── Rows ──

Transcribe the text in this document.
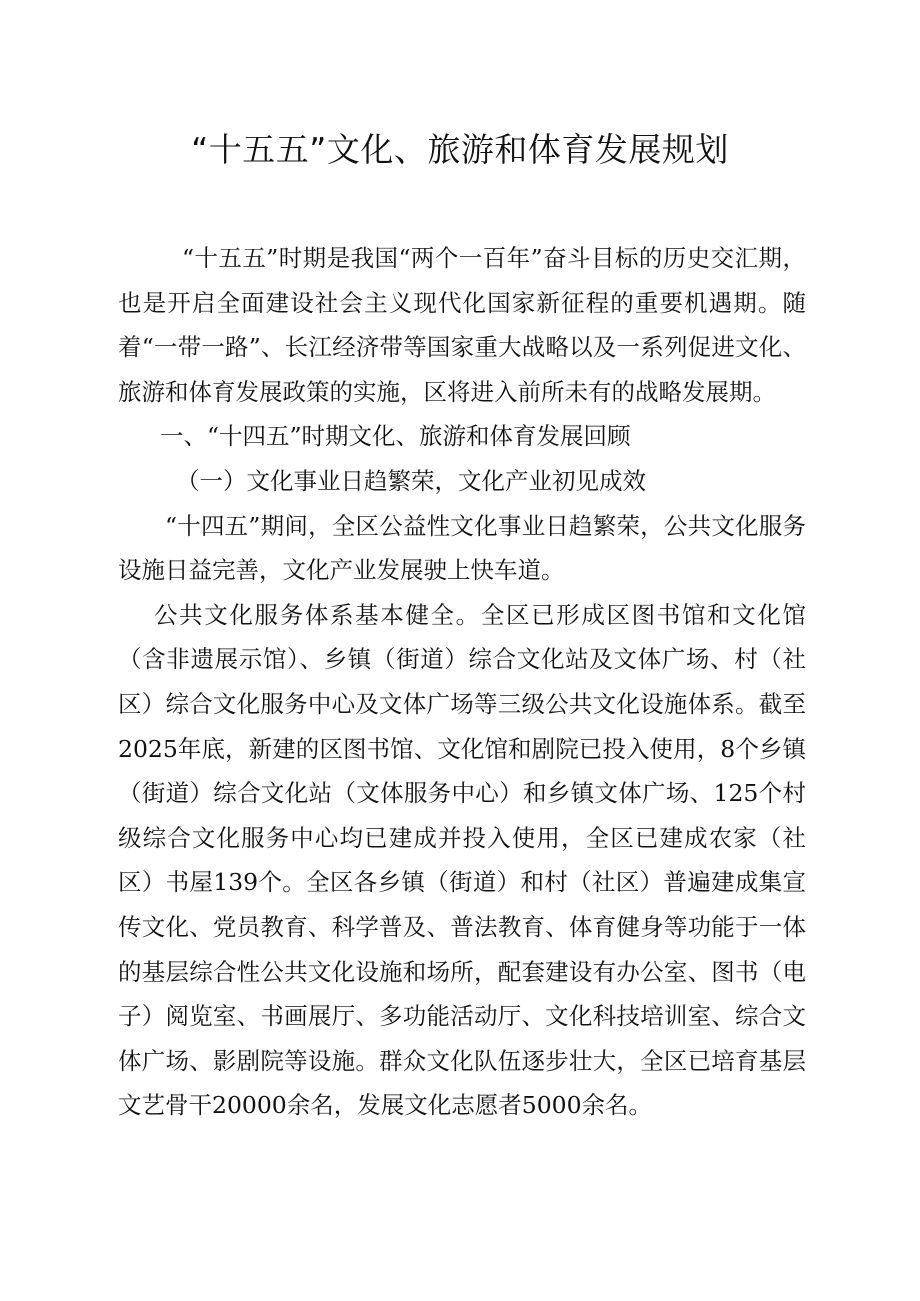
“十五五”文化、旅游和体育发展规划

“十五五”时期是我国“两个一百年”奋斗目标的历史交汇期，也是开启全面建设社会主义现代化国家新征程的重要机遇期。随着“一带一路”、长江经济带等国家重大战略以及一系列促进文化、旅游和体育发展政策的实施，区将进入前所未有的战略发展期。

一、“十四五”时期文化、旅游和体育发展回顾

（一）文化事业日趋繁荣，文化产业初见成效

“十四五”期间，全区公益性文化事业日趋繁荣，公共文化服务设施日益完善，文化产业发展驶上快车道。

公共文化服务体系基本健全。全区已形成区图书馆和文化馆（含非遗展示馆）、乡镇（街道）综合文化站及文体广场、村（社区）综合文化服务中心及文体广场等三级公共文化设施体系。截至2025年底，新建的区图书馆、文化馆和剧院已投入使用，8个乡镇（街道）综合文化站（文体服务中心）和乡镇文体广场、125个村级综合文化服务中心均已建成并投入使用，全区已建成农家（社区）书屋139个。全区各乡镇（街道）和村（社区）普遍建成集宣传文化、党员教育、科学普及、普法教育、体育健身等功能于一体的基层综合性公共文化设施和场所，配套建设有办公室、图书（电子）阅览室、书画展厅、多功能活动厅、文化科技培训室、综合文体广场、影剧院等设施。群众文化队伍逐步壮大，全区已培育基层文艺骨干20000余名，发展文化志愿者5000余名。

───

**Problem to solve**
Images in the data above are to be skipped. Retype all other material exactly.

**Worked answer**
Transcribe the text in this document.
“十五五”文化、旅游和体育发展规划

“十五五”时期是我国“两个一百年”奋斗目标的历史交汇期，也是开启全面建设社会主义现代化国家新征程的重要机遇期。随着“一带一路”、长江经济带等国家重大战略以及一系列促进文化、旅游和体育发展政策的实施，区将进入前所未有的战略发展期。

一、“十四五”时期文化、旅游和体育发展回顾

（一）文化事业日趋繁荣，文化产业初见成效

“十四五”期间，全区公益性文化事业日趋繁荣，公共文化服务设施日益完善，文化产业发展驶上快车道。

公共文化服务体系基本健全。全区已形成区图书馆和文化馆（含非遗展示馆）、乡镇（街道）综合文化站及文体广场、村（社区）综合文化服务中心及文体广场等三级公共文化设施体系。截至2025年底，新建的区图书馆、文化馆和剧院已投入使用，8个乡镇（街道）综合文化站（文体服务中心）和乡镇文体广场、125个村级综合文化服务中心均已建成并投入使用，全区已建成农家（社区）书屋139个。全区各乡镇（街道）和村（社区）普遍建成集宣传文化、党员教育、科学普及、普法教育、体育健身等功能于一体的基层综合性公共文化设施和场所，配套建设有办公室、图书（电子）阅览室、书画展厅、多功能活动厅、文化科技培训室、综合文体广场、影剧院等设施。群众文化队伍逐步壮大，全区已培育基层文艺骨干20000余名，发展文化志愿者5000余名。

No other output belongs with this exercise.